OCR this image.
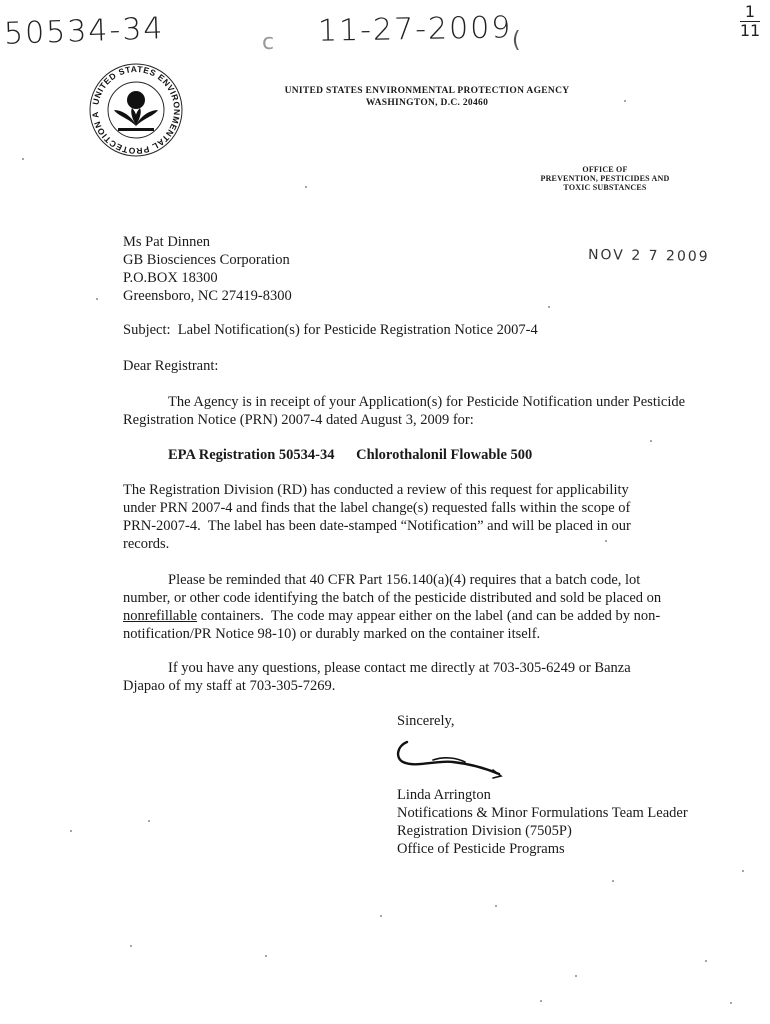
50534-34	c 11-27-2009 (
1
11
UNITED STATES ENVIRONMENTAL PROTECTION A
UNITED STATES ENVIRONMENTAL PROTECTION AGENCY
WASHINGTON, D.C. 20460
OFFICE OF
PREVENTION, PESTICIDES AND
TOXIC SUBSTANCES
Ms Pat Dinnen
GB Biosciences Corporation
P.O.BOX 18300
Greensboro, NC 27419-8300
NOV 2 7 2009
Subject:  Label Notification(s) for Pesticide Registration Notice 2007-4
Dear Registrant:
The Agency is in receipt of your Application(s) for Pesticide Notification under Pesticide Registration Notice (PRN) 2007-4 dated August 3, 2009 for:
EPA Registration 50534-34 Chlorothalonil Flowable 500
The Registration Division (RD) has conducted a review of this request for applicability under PRN 2007-4 and finds that the label change(s) requested falls within the scope of PRN-2007-4.  The label has been date-stamped “Notification” and will be placed in our records.
Please be reminded that 40 CFR Part 156.140(a)(4) requires that a batch code, lot number, or other code identifying the batch of the pesticide distributed and sold be placed on nonrefillable containers.  The code may appear either on the label (and can be added by non-notification/PR Notice 98-10) or durably marked on the container itself.
If you have any questions, please contact me directly at 703-305-6249 or Banza Djapao of my staff at 703-305-7269.
Sincerely,
Linda Arrington
Notifications & Minor Formulations Team Leader
Registration Division (7505P)
Office of Pesticide Programs
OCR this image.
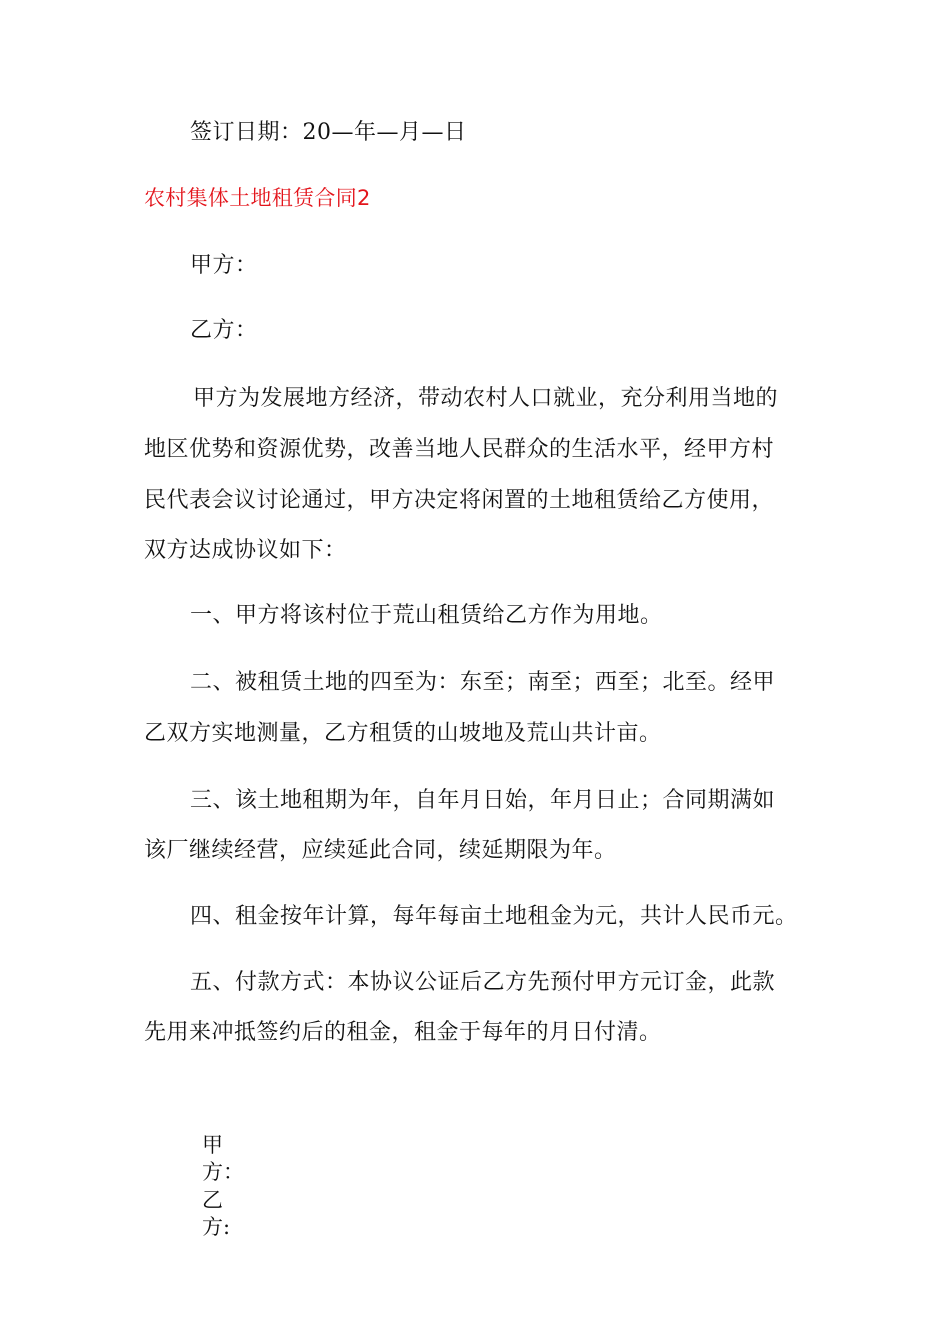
签订日期：20—年—月—日
农村集体土地租赁合同2
甲方：
乙方：
甲方为发展地方经济，带动农村人口就业，充分利用当地的
地区优势和资源优势，改善当地人民群众的生活水平，经甲方村
民代表会议讨论通过，甲方决定将闲置的土地租赁给乙方使用，
双方达成协议如下：
一、甲方将该村位于荒山租赁给乙方作为用地。
二、被租赁土地的四至为：东至；南至；西至；北至。经甲
乙双方实地测量，乙方租赁的山坡地及荒山共计亩。
三、该土地租期为年，自年月日始，年月日止；合同期满如
该厂继续经营，应续延此合同，续延期限为年。
四、租金按年计算，每年每亩土地租金为元，共计人民币元。
五、付款方式：本协议公证后乙方先预付甲方元订金，此款
先用来冲抵签约后的租金，租金于每年的月日付清。
甲
方：
乙
方:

====================

#### What is needed:
All of the records need repeating exactly, except for the pictures.

#### Exercise response:
OCR this image.
50534-34	c 11-27-2009 (
1
11
UNITED STATES ENVIRONMENTAL PROTECTION A
UNITED STATES ENVIRONMENTAL PROTECTION AGENCY
WASHINGTON, D.C. 20460
OFFICE OF
PREVENTION, PESTICIDES AND
TOXIC SUBSTANCES
Ms Pat Dinnen
GB Biosciences Corporation
P.O.BOX 18300
Greensboro, NC 27419-8300
NOV 2 7 2009
Subject:  Label Notification(s) for Pesticide Registration Notice 2007-4
Dear Registrant:
The Agency is in receipt of your Application(s) for Pesticide Notification under Pesticide Registration Notice (PRN) 2007-4 dated August 3, 2009 for:
EPA Registration 50534-34 Chlorothalonil Flowable 500
The Registration Division (RD) has conducted a review of this request for applicability under PRN 2007-4 and finds that the label change(s) requested falls within the scope of PRN-2007-4.  The label has been date-stamped “Notification” and will be placed in our records.
Please be reminded that 40 CFR Part 156.140(a)(4) requires that a batch code, lot number, or other code identifying the batch of the pesticide distributed and sold be placed on nonrefillable containers.  The code may appear either on the label (and can be added by non-notification/PR Notice 98-10) or durably marked on the container itself.
If you have any questions, please contact me directly at 703-305-6249 or Banza Djapao of my staff at 703-305-7269.
Sincerely,
Linda Arrington
Notifications & Minor Formulations Team Leader
Registration Division (7505P)
Office of Pesticide Programs
OCR this image.
签订日期：20—年—月—日
农村集体土地租赁合同2
甲方：
乙方：
甲方为发展地方经济，带动农村人口就业，充分利用当地的
地区优势和资源优势，改善当地人民群众的生活水平，经甲方村
民代表会议讨论通过，甲方决定将闲置的土地租赁给乙方使用，
双方达成协议如下：
一、甲方将该村位于荒山租赁给乙方作为用地。
二、被租赁土地的四至为：东至；南至；西至；北至。经甲
乙双方实地测量，乙方租赁的山坡地及荒山共计亩。
三、该土地租期为年，自年月日始，年月日止；合同期满如
该厂继续经营，应续延此合同，续延期限为年。
四、租金按年计算，每年每亩土地租金为元，共计人民币元。
五、付款方式：本协议公证后乙方先预付甲方元订金，此款
先用来冲抵签约后的租金，租金于每年的月日付清。
甲
方：
乙
方:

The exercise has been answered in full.